Input rows =>

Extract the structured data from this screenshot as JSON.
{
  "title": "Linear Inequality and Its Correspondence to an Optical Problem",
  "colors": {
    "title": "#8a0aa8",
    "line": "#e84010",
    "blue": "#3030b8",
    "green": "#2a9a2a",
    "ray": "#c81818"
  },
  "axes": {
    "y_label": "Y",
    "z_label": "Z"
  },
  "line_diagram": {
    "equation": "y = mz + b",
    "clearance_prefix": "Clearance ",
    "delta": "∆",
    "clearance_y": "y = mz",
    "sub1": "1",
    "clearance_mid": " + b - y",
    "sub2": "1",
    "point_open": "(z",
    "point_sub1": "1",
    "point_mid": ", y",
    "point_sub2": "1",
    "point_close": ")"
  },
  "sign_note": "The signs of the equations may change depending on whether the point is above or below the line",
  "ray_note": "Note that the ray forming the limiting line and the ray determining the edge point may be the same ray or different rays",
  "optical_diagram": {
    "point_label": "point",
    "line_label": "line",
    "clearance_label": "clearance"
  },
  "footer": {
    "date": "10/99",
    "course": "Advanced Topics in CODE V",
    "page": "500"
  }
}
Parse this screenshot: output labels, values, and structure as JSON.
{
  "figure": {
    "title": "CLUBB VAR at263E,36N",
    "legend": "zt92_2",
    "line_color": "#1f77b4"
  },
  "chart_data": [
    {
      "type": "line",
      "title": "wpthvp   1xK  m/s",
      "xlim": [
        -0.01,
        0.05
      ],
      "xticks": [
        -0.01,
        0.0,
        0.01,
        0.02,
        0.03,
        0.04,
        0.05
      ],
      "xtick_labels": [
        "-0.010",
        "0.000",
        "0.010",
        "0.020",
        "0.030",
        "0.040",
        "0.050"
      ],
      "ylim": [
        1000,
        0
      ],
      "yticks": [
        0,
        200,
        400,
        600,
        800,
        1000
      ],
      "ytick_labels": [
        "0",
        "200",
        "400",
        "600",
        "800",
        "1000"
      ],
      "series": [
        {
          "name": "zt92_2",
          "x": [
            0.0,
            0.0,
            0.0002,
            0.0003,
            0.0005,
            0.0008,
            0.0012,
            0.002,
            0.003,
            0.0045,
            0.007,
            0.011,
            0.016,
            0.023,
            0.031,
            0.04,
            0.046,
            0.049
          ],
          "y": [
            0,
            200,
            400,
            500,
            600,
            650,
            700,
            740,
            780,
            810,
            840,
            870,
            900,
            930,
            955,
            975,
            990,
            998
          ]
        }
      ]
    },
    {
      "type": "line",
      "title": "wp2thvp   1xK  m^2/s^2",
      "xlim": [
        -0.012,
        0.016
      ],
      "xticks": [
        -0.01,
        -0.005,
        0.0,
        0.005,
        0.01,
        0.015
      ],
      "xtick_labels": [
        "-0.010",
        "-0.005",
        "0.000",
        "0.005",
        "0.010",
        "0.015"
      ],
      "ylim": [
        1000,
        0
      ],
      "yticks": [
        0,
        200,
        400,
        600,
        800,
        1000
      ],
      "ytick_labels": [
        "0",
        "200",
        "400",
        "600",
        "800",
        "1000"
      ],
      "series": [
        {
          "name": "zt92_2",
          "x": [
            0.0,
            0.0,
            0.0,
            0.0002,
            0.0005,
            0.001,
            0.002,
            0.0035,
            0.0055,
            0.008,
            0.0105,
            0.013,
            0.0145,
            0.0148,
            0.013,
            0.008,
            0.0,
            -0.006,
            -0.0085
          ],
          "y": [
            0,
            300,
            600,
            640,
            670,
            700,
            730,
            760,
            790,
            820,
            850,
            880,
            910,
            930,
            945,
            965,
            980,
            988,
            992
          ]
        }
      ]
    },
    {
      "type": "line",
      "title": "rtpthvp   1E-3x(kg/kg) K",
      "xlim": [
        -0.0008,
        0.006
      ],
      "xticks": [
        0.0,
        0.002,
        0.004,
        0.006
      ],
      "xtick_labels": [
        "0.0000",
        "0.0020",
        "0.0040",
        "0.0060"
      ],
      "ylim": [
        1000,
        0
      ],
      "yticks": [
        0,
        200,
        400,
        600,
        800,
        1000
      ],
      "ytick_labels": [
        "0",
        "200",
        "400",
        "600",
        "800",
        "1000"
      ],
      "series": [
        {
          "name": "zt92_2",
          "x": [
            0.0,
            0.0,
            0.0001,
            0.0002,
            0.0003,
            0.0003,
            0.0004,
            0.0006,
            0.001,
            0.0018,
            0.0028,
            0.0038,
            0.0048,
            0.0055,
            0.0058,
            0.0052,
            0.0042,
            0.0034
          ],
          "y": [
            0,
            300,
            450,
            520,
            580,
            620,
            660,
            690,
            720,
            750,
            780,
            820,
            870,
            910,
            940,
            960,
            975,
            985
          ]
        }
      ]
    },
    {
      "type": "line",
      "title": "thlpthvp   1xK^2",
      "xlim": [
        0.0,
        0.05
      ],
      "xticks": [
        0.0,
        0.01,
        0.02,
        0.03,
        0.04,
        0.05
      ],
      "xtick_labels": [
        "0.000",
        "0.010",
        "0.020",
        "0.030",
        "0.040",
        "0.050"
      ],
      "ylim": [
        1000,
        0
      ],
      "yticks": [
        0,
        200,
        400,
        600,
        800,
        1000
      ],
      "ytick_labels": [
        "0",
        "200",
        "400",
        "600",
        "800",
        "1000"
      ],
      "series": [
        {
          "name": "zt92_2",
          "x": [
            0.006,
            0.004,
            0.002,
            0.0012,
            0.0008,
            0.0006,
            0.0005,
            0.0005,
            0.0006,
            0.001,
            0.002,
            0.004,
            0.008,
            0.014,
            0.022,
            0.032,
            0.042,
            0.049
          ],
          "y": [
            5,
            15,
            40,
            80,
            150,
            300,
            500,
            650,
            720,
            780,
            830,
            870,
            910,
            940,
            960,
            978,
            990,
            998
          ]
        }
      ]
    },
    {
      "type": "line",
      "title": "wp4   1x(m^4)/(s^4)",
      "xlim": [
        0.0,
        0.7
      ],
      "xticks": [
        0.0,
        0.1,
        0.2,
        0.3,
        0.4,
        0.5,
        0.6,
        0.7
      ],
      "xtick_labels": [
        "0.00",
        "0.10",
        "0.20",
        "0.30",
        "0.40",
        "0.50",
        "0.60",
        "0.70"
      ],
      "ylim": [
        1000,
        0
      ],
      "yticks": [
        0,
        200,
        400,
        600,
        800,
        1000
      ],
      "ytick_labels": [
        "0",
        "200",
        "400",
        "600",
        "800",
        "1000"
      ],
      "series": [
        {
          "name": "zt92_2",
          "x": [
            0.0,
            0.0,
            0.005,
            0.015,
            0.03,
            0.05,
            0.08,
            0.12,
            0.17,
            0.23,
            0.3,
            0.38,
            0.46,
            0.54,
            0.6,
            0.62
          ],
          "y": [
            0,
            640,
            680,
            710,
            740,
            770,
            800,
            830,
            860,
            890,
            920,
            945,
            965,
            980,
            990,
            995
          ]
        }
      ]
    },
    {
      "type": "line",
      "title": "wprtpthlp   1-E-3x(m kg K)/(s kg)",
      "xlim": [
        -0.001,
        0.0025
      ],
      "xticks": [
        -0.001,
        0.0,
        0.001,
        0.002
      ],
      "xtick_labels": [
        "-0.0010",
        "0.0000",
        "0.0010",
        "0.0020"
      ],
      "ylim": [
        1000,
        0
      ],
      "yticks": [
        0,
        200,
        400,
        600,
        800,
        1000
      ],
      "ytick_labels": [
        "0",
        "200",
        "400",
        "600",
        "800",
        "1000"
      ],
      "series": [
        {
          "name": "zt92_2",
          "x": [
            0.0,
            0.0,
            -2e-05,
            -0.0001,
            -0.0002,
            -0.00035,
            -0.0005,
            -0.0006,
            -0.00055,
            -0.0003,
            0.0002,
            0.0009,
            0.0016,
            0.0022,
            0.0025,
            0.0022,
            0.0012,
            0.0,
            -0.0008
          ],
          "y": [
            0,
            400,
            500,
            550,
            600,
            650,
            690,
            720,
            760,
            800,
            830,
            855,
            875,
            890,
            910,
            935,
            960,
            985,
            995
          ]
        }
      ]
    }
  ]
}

Your goal => Tell how many lines in the records above contain "this", giving the number and no other words.

Exercise result => 2